Task details: Would you repeat the listing exactly but omit every picture?

Information shown:
——

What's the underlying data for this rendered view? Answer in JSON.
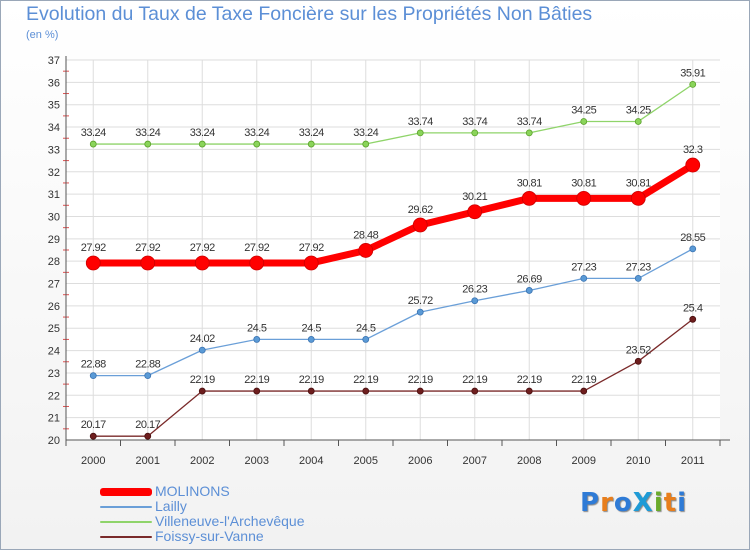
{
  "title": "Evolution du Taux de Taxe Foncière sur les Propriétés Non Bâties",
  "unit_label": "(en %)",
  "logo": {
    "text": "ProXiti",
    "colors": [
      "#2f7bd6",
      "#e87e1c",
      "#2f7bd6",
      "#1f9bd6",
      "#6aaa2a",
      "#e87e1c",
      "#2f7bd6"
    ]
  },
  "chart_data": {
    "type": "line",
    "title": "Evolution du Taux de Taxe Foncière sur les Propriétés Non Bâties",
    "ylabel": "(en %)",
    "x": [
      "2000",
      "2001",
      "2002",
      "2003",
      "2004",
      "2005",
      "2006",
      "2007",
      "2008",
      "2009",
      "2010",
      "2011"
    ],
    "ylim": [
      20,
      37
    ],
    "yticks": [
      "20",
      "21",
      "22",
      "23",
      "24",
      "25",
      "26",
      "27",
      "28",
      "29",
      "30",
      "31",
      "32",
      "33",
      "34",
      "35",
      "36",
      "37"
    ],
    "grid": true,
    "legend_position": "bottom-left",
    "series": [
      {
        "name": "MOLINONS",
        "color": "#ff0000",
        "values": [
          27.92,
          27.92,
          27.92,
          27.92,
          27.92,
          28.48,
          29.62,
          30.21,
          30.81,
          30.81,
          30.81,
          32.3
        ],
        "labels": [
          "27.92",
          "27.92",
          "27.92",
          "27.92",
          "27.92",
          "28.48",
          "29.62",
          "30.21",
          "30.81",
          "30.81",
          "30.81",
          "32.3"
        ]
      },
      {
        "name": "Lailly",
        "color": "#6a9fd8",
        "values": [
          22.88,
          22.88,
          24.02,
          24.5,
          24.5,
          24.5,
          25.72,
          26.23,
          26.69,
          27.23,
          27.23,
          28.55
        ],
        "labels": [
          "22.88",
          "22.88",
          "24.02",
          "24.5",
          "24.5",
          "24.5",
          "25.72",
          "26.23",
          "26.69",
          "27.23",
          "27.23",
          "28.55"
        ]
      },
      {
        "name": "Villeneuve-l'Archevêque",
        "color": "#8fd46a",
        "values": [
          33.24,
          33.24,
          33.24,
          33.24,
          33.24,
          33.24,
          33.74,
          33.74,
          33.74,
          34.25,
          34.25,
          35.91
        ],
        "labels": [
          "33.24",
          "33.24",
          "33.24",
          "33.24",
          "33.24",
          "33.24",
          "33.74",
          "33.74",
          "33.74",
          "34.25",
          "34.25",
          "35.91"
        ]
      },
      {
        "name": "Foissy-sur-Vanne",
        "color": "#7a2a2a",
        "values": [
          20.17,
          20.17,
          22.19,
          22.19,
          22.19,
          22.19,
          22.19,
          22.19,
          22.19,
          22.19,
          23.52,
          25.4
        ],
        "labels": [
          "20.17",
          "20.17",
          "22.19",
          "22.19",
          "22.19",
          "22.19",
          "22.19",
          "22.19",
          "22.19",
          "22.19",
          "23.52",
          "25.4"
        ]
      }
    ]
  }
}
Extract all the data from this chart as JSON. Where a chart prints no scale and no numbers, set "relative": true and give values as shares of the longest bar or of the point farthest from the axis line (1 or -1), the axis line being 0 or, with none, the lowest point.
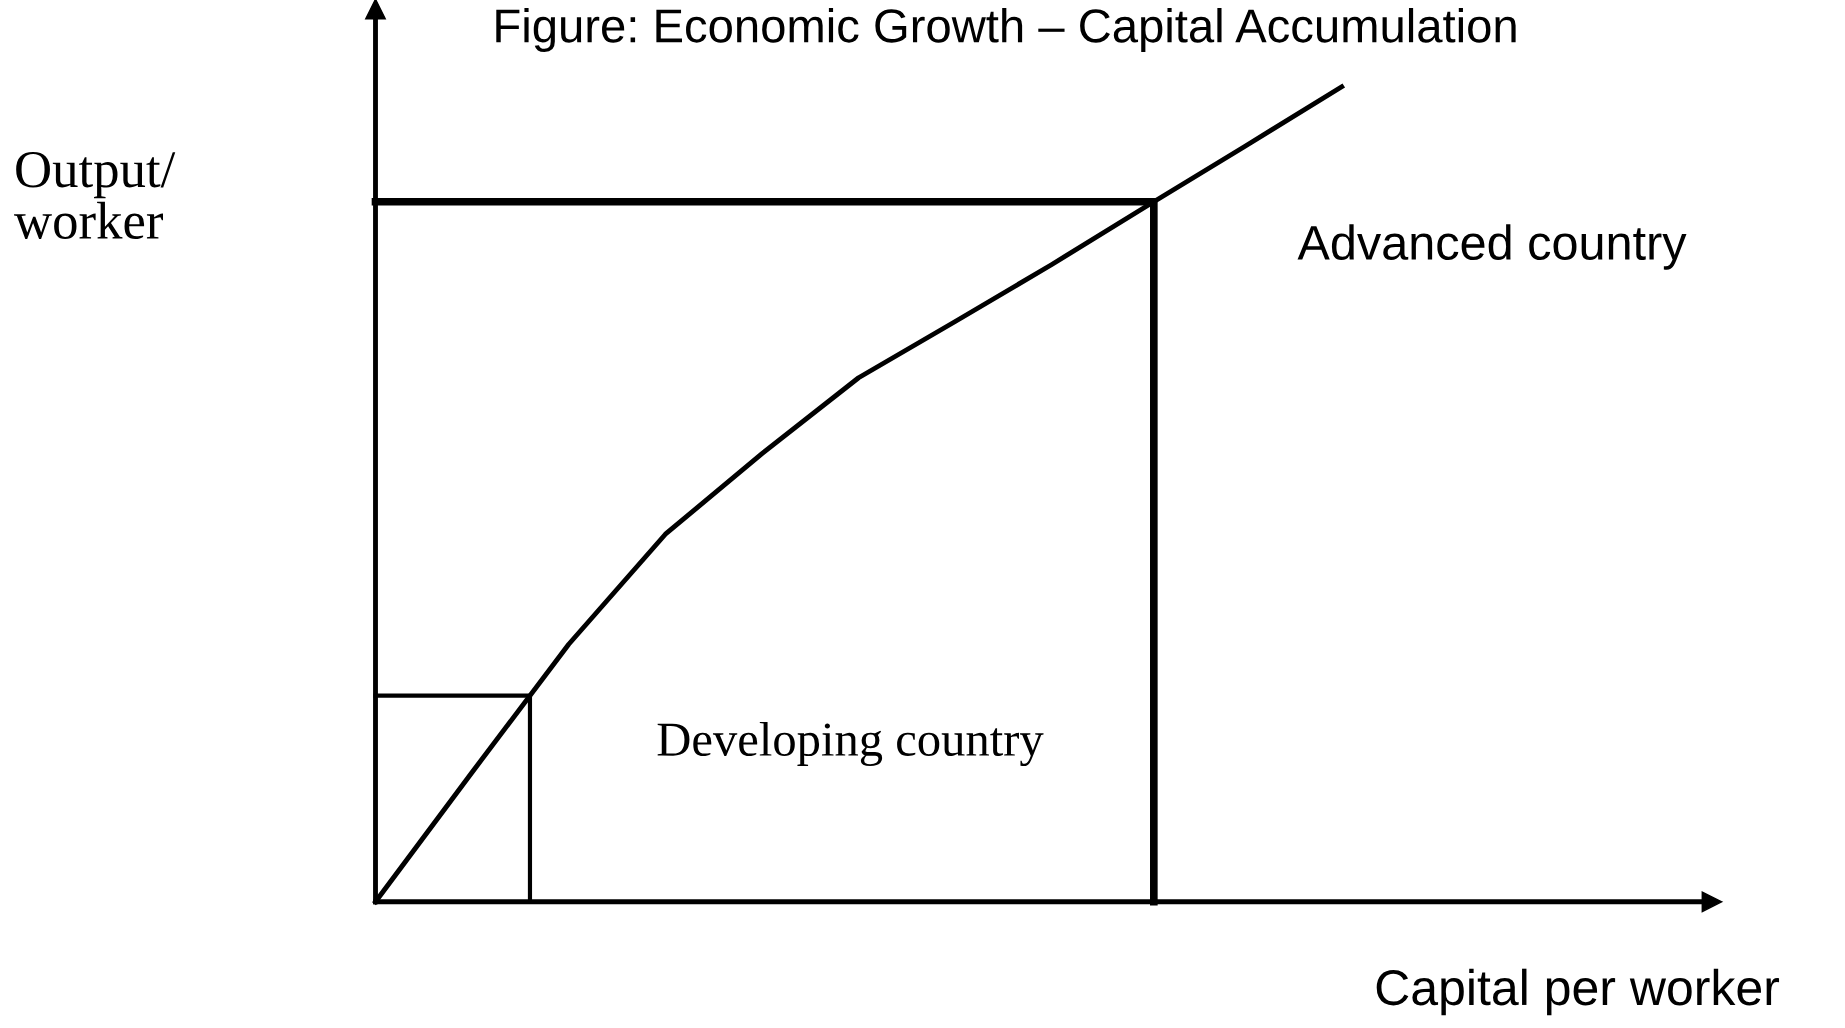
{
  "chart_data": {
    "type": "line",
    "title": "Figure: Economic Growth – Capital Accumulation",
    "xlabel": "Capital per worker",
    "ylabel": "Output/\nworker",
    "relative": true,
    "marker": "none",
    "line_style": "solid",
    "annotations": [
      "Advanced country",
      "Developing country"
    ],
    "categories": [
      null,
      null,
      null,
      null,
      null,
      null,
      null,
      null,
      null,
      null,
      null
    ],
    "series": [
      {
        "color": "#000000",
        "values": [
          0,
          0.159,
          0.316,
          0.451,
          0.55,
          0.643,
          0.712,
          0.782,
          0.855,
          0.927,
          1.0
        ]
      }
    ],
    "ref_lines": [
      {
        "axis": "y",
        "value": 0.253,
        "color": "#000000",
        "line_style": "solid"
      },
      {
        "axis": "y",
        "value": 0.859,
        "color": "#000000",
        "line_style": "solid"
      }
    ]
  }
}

——

Answer in full:
What's the underlying data for this rendered view? Answer in JSON.
{
  "title": "Evolution du Taux de Taxe Foncière sur les Propriétés Non Bâties",
  "unit_label": "(en %)",
  "logo": {
    "text": "ProXiti",
    "colors": [
      "#2f7bd6",
      "#e87e1c",
      "#2f7bd6",
      "#1f9bd6",
      "#6aaa2a",
      "#e87e1c",
      "#2f7bd6"
    ]
  },
  "chart_data": {
    "type": "line",
    "title": "Evolution du Taux de Taxe Foncière sur les Propriétés Non Bâties",
    "ylabel": "(en %)",
    "x": [
      "2000",
      "2001",
      "2002",
      "2003",
      "2004",
      "2005",
      "2006",
      "2007",
      "2008",
      "2009",
      "2010",
      "2011"
    ],
    "ylim": [
      20,
      37
    ],
    "yticks": [
      "20",
      "21",
      "22",
      "23",
      "24",
      "25",
      "26",
      "27",
      "28",
      "29",
      "30",
      "31",
      "32",
      "33",
      "34",
      "35",
      "36",
      "37"
    ],
    "grid": true,
    "legend_position": "bottom-left",
    "series": [
      {
        "name": "MOLINONS",
        "color": "#ff0000",
        "values": [
          27.92,
          27.92,
          27.92,
          27.92,
          27.92,
          28.48,
          29.62,
          30.21,
          30.81,
          30.81,
          30.81,
          32.3
        ],
        "labels": [
          "27.92",
          "27.92",
          "27.92",
          "27.92",
          "27.92",
          "28.48",
          "29.62",
          "30.21",
          "30.81",
          "30.81",
          "30.81",
          "32.3"
        ]
      },
      {
        "name": "Lailly",
        "color": "#6a9fd8",
        "values": [
          22.88,
          22.88,
          24.02,
          24.5,
          24.5,
          24.5,
          25.72,
          26.23,
          26.69,
          27.23,
          27.23,
          28.55
        ],
        "labels": [
          "22.88",
          "22.88",
          "24.02",
          "24.5",
          "24.5",
          "24.5",
          "25.72",
          "26.23",
          "26.69",
          "27.23",
          "27.23",
          "28.55"
        ]
      },
      {
        "name": "Villeneuve-l'Archevêque",
        "color": "#8fd46a",
        "values": [
          33.24,
          33.24,
          33.24,
          33.24,
          33.24,
          33.24,
          33.74,
          33.74,
          33.74,
          34.25,
          34.25,
          35.91
        ],
        "labels": [
          "33.24",
          "33.24",
          "33.24",
          "33.24",
          "33.24",
          "33.24",
          "33.74",
          "33.74",
          "33.74",
          "34.25",
          "34.25",
          "35.91"
        ]
      },
      {
        "name": "Foissy-sur-Vanne",
        "color": "#7a2a2a",
        "values": [
          20.17,
          20.17,
          22.19,
          22.19,
          22.19,
          22.19,
          22.19,
          22.19,
          22.19,
          22.19,
          23.52,
          25.4
        ],
        "labels": [
          "20.17",
          "20.17",
          "22.19",
          "22.19",
          "22.19",
          "22.19",
          "22.19",
          "22.19",
          "22.19",
          "22.19",
          "23.52",
          "25.4"
        ]
      }
    ]
  }
}
Extract all the data from this chart as JSON. Where a chart prints no scale and no numbers, set "relative": true and give values as shares of the longest bar or of the point farthest from the axis line (1 or -1), the axis line being 0 or, with none, the lowest point.
{
  "chart_data": {
    "type": "line",
    "title": "Figure: Economic Growth – Capital Accumulation",
    "xlabel": "Capital per worker",
    "ylabel": "Output/\nworker",
    "relative": true,
    "marker": "none",
    "line_style": "solid",
    "annotations": [
      "Advanced country",
      "Developing country"
    ],
    "categories": [
      null,
      null,
      null,
      null,
      null,
      null,
      null,
      null,
      null,
      null,
      null
    ],
    "series": [
      {
        "color": "#000000",
        "values": [
          0,
          0.159,
          0.316,
          0.451,
          0.55,
          0.643,
          0.712,
          0.782,
          0.855,
          0.927,
          1.0
        ]
      }
    ],
    "ref_lines": [
      {
        "axis": "y",
        "value": 0.253,
        "color": "#000000",
        "line_style": "solid"
      },
      {
        "axis": "y",
        "value": 0.859,
        "color": "#000000",
        "line_style": "solid"
      }
    ]
  }
}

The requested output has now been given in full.